YOUR OBJECTIVE:
Repeat each record exactly as written, and drop any images.

** start of SUPPLIED RECORDS **

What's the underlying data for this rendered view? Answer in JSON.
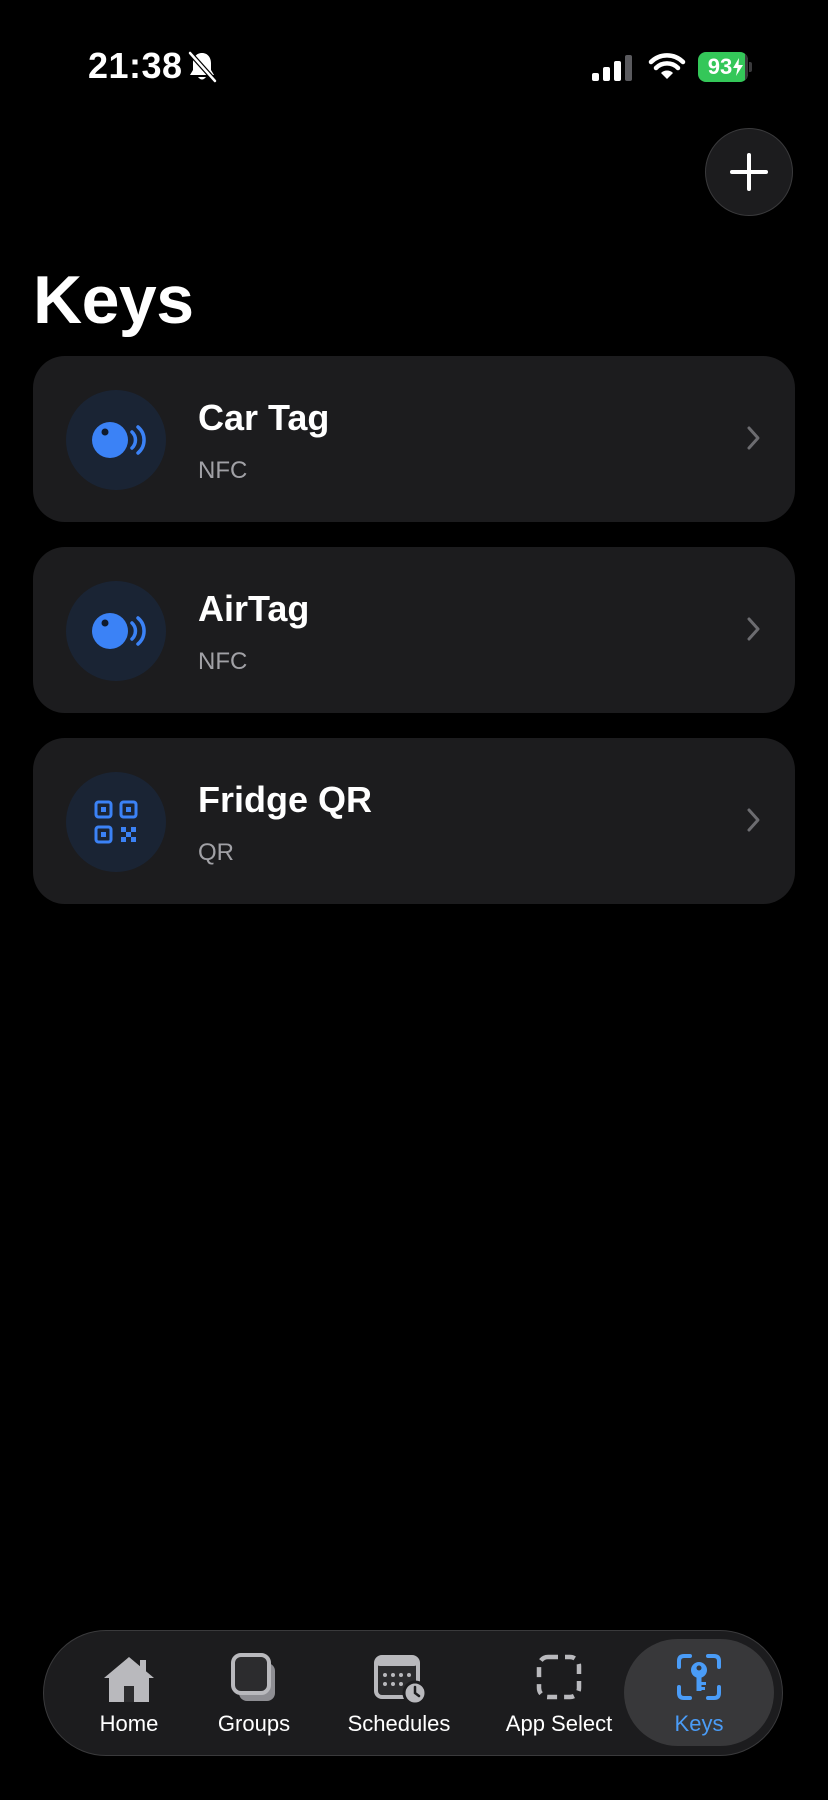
{
  "status_bar": {
    "time": "21:38",
    "battery_percent": "93",
    "battery_level": 0.93,
    "icons": [
      "bell-slash-icon",
      "cellular-signal-icon",
      "wifi-icon",
      "battery-charging-icon"
    ]
  },
  "header": {
    "add_icon": "plus-icon",
    "title": "Keys"
  },
  "keys": [
    {
      "name": "Car Tag",
      "type": "NFC",
      "icon": "nfc-tag-icon"
    },
    {
      "name": "AirTag",
      "type": "NFC",
      "icon": "nfc-tag-icon"
    },
    {
      "name": "Fridge QR",
      "type": "QR",
      "icon": "qr-code-icon"
    }
  ],
  "tab_bar": {
    "tabs": [
      {
        "label": "Home",
        "icon": "house-icon"
      },
      {
        "label": "Groups",
        "icon": "stacked-squares-icon"
      },
      {
        "label": "Schedules",
        "icon": "calendar-clock-icon"
      },
      {
        "label": "App Select",
        "icon": "dashed-square-icon"
      },
      {
        "label": "Keys",
        "icon": "key-viewfinder-icon",
        "active": true
      }
    ]
  },
  "colors": {
    "background": "#000000",
    "card": "#1c1c1e",
    "accent": "#4a9cf7",
    "icon_blue": "#3b82f6",
    "secondary_text": "#a1a1a6",
    "battery_green": "#34c759"
  }
}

** end of SUPPLIED RECORDS **

EXERCISE ANSWER:
What's the underlying data for this rendered view? Answer in JSON.
{
  "status_bar": {
    "time": "21:38",
    "battery_percent": "93",
    "battery_level": 0.93,
    "icons": [
      "bell-slash-icon",
      "cellular-signal-icon",
      "wifi-icon",
      "battery-charging-icon"
    ]
  },
  "header": {
    "add_icon": "plus-icon",
    "title": "Keys"
  },
  "keys": [
    {
      "name": "Car Tag",
      "type": "NFC",
      "icon": "nfc-tag-icon"
    },
    {
      "name": "AirTag",
      "type": "NFC",
      "icon": "nfc-tag-icon"
    },
    {
      "name": "Fridge QR",
      "type": "QR",
      "icon": "qr-code-icon"
    }
  ],
  "tab_bar": {
    "tabs": [
      {
        "label": "Home",
        "icon": "house-icon"
      },
      {
        "label": "Groups",
        "icon": "stacked-squares-icon"
      },
      {
        "label": "Schedules",
        "icon": "calendar-clock-icon"
      },
      {
        "label": "App Select",
        "icon": "dashed-square-icon"
      },
      {
        "label": "Keys",
        "icon": "key-viewfinder-icon",
        "active": true
      }
    ]
  },
  "colors": {
    "background": "#000000",
    "card": "#1c1c1e",
    "accent": "#4a9cf7",
    "icon_blue": "#3b82f6",
    "secondary_text": "#a1a1a6",
    "battery_green": "#34c759"
  }
}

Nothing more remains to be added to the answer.